1 De financiële huishouding
1.1 Samenvatting
Definities: Betalen, sparen, ontsparen, lenen, investeren, inflatie, deflatie en stagnatie.
Economische kringloop: consumenten en producenten vormen samen een economische kringloop.
Er worden geld, goederen en diensten tegen elkaar uitgewisseld.
Identificatie: het bepalen van de identiteit van de klant door te vragen naar en het opnemen
van zijn identiteitsgegevens.
Verificatie: vaststellen dat de opgegeven identiteit van een natuurlijk persoon of rechtspersoon
overeenkomt met de werkelijke identiteit.
Identiteitsdocumenten: paspoort, ID-kaart en rijbewijs (ook wanneer uitgegeven door een EU
lidstaat, mits pasfoto), reisdocumenten voor vluchtelingen en vreemdelingen,
vreemdelingendocument. Voor organisaties: uittreksel Kamer van Koophandel.
* Rijbewijs alleen wanneer gegevens over verblijfsstatus en nationaliteit niet van toepassing zijn.
Financiële planning, prioriteren van doelstellingen consument:
- Noodzakelijke doelstellingen (hypotheek)
- Streefdoelstellingen (eerder stoppen met werken)
- Wensen (3x per jaar op vakantie)
Financiële planning, deelgebieden:
- Inkomensplanning (20-45 jaar)
- Vermogensplanning (45-65/67 jaar)
- Estate planning (65/67 jaar tot overlijden)
Levensfasen consument: start-up, expansie, rijpheid en teruggang.
Samenlevingsvormen:
- Ongehuwd samenwonen (wettelijk niets geregeld, geen juridische rechten en plichten).
- Huwelijk (gemeenschap van goederen, huwelijkse voorwaarden).
- Geregistreerd partnerschap (vader moet kind officieel erkennen).
Toestemmingsvereiste: art. 1:88 BW (beschermingsbeginsel: bij sommige rechtshandelingen is
toestemming van de echtgenoot vereist)
- Rechtshandelingen met betrekking tot de eigen woning (verkoop eigen woning of sluiten
hypotheek op de eigen woning (hoofdverblijf).

OEFENOPGAVEN:
#1 Welke levensfasen van de consument noemt de samenvatting?
#2 Schrijf alstublieft het deel van de samenvatting over van "- Estate planning" tot "rechten en plichten).".
De rijen hieronder staan los van de samenvatting.

(Verzamelde gegevensregels)

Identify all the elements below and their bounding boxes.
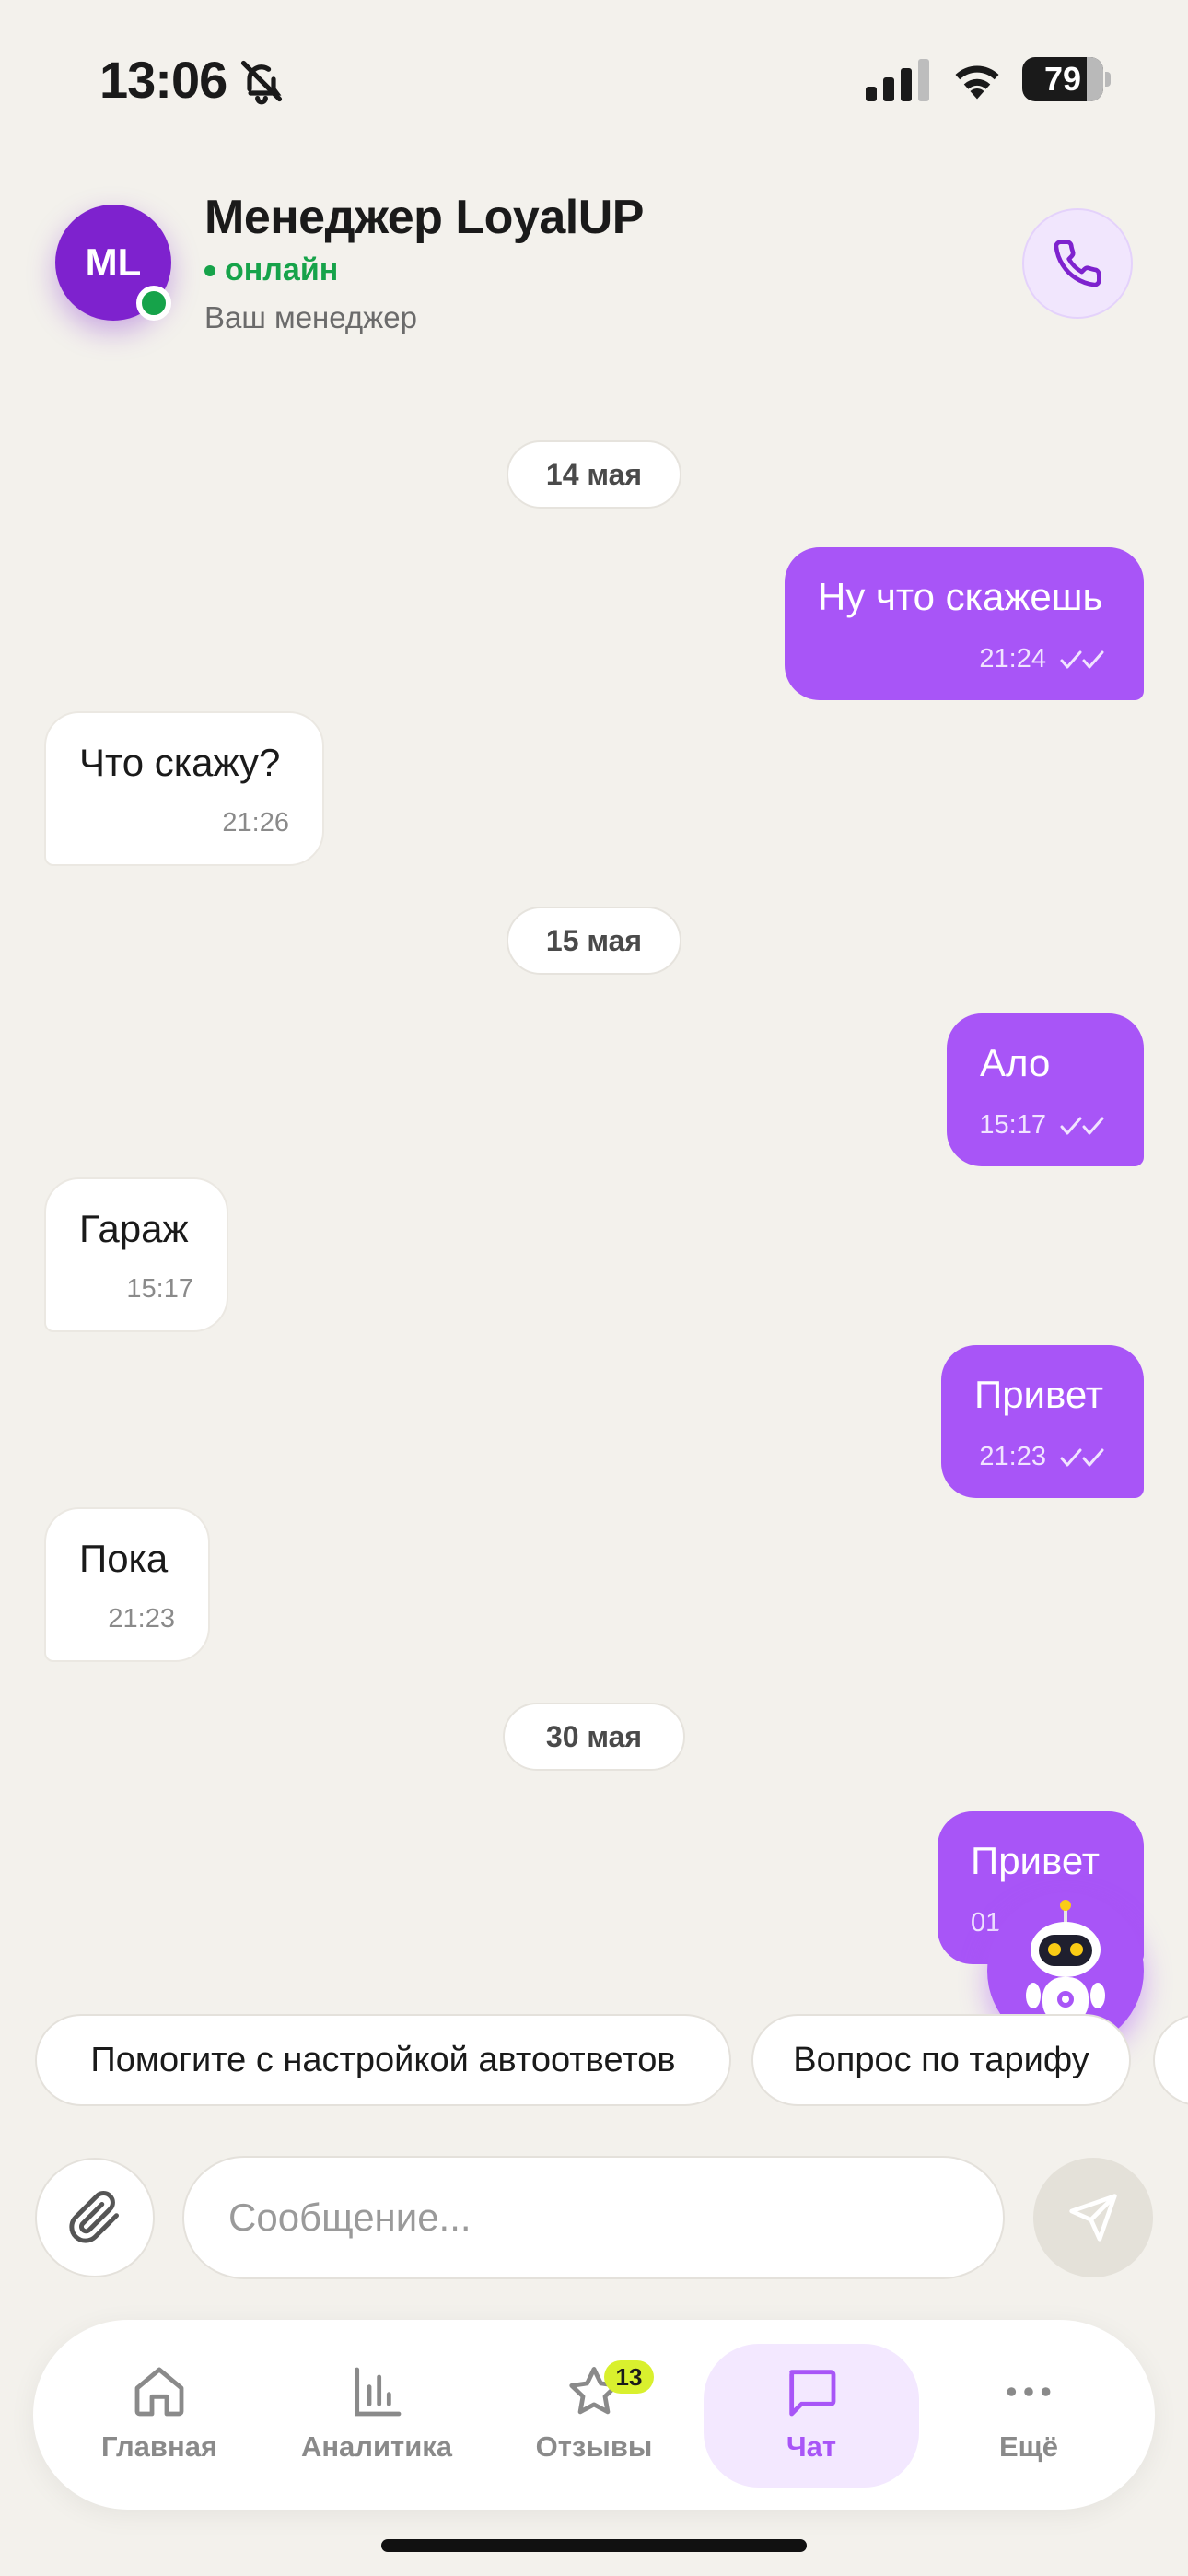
nav-item-more[interactable]: Ещё xyxy=(921,2344,1136,2488)
more-icon xyxy=(1007,2387,1051,2396)
contact-name: Менеджер LoyalUP xyxy=(204,191,644,244)
message-text: Привет xyxy=(974,1373,1104,1416)
message-text: Гараж xyxy=(79,1207,189,1250)
home-icon xyxy=(134,2367,184,2417)
battery-indicator: 79 xyxy=(1022,57,1111,101)
battery-level: 79 xyxy=(1043,60,1082,98)
paperclip-icon xyxy=(69,2191,119,2243)
message-incoming[interactable]: Пока 21:23 xyxy=(44,1507,210,1662)
nav-label: Главная xyxy=(100,2430,218,2463)
double-check-icon xyxy=(1060,1117,1104,1134)
nav-item-analytics[interactable]: Аналитика xyxy=(269,2344,484,2488)
message-text: Пока xyxy=(79,1537,169,1580)
message-meta: 21:23 xyxy=(108,1604,175,1634)
online-indicator xyxy=(136,286,171,321)
contact-status: онлайн xyxy=(204,252,338,288)
message-time: 15:17 xyxy=(126,1274,193,1304)
date-separator: 30 мая xyxy=(503,1703,685,1771)
status-time: 13:06 xyxy=(99,51,227,109)
attach-button[interactable] xyxy=(35,2158,155,2277)
message-time: 21:26 xyxy=(222,808,289,837)
contact-subtitle: Ваш менеджер xyxy=(204,300,417,334)
message-meta: 21:23 xyxy=(979,1442,1111,1472)
reviews-badge: 13 xyxy=(604,2360,654,2394)
nav-item-reviews[interactable]: 13 Отзывы xyxy=(486,2344,702,2488)
nav-item-chat[interactable]: Чат xyxy=(704,2344,919,2488)
message-time: 15:17 xyxy=(979,1110,1046,1140)
cellular-signal-icon xyxy=(866,59,929,101)
bottom-navigation: Главная Аналитика 13 Отзывы Чат Ещё xyxy=(33,2320,1155,2510)
message-meta: 21:26 xyxy=(222,808,289,838)
status-bar: 13:06 79 xyxy=(0,0,1188,157)
message-text: Ну что скажешь xyxy=(818,575,1103,618)
message-meta: 15:17 xyxy=(979,1110,1111,1141)
double-check-icon xyxy=(1060,650,1104,668)
wifi-icon xyxy=(955,65,999,100)
call-button[interactable] xyxy=(1022,208,1133,319)
message-text: Привет xyxy=(971,1839,1101,1882)
message-input[interactable] xyxy=(182,2156,1005,2279)
quick-reply-chip-partial[interactable] xyxy=(1153,2014,1188,2106)
message-outgoing[interactable]: Ну что скажешь 21:24 xyxy=(785,547,1144,700)
quick-replies: Помогите с настройкой автоответов Вопрос… xyxy=(0,2014,1188,2108)
message-time: 21:23 xyxy=(108,1604,175,1633)
double-check-icon xyxy=(1060,1448,1104,1466)
nav-label: Отзывы xyxy=(535,2430,653,2463)
message-time: 21:23 xyxy=(979,1442,1046,1471)
nav-label: Аналитика xyxy=(300,2430,453,2463)
message-meta: 21:24 xyxy=(979,644,1111,674)
online-dot-icon xyxy=(204,264,215,276)
quick-reply-chip[interactable]: Вопрос по тарифу xyxy=(751,2014,1131,2106)
nav-label: Ещё xyxy=(998,2430,1059,2463)
message-incoming[interactable]: Что скажу? 21:26 xyxy=(44,711,324,866)
home-indicator[interactable] xyxy=(381,2539,807,2552)
message-text: Ало xyxy=(980,1041,1051,1084)
send-icon xyxy=(1069,2194,1117,2242)
message-incoming[interactable]: Гараж 15:17 xyxy=(44,1177,228,1332)
phone-icon xyxy=(1054,240,1101,287)
date-separator: 14 мая xyxy=(507,440,681,509)
date-separator: 15 мая xyxy=(507,907,681,975)
chat-header: ML Менеджер LoyalUP онлайн Ваш менеджер xyxy=(0,184,1188,369)
message-outgoing[interactable]: Привет 21:23 xyxy=(941,1345,1144,1498)
nav-item-home[interactable]: Главная xyxy=(52,2344,267,2488)
message-time: 21:24 xyxy=(979,644,1046,673)
bell-off-icon xyxy=(240,60,283,105)
chat-icon xyxy=(789,2370,836,2417)
message-meta: 15:17 xyxy=(126,1274,193,1305)
send-button[interactable] xyxy=(1033,2158,1153,2277)
contact-status-label: онлайн xyxy=(225,252,339,287)
message-outgoing[interactable]: Ало 15:17 xyxy=(947,1013,1144,1166)
message-text: Что скажу? xyxy=(79,741,281,784)
nav-label: Чат xyxy=(786,2430,837,2463)
analytics-icon xyxy=(355,2367,402,2417)
quick-reply-chip[interactable]: Помогите с настройкой автоответов xyxy=(35,2014,731,2106)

UITWERKINGEN:
#1 Start-up, expansie, rijpheid en teruggang.

#2
- Estate planning (65/67 jaar tot overlijden)
Levensfasen consument: start-up, expansie, rijpheid en teruggang.
Samenlevingsvormen:
- Ongehuwd samenwonen (wettelijk niets geregeld, geen juridische rechten en plichten).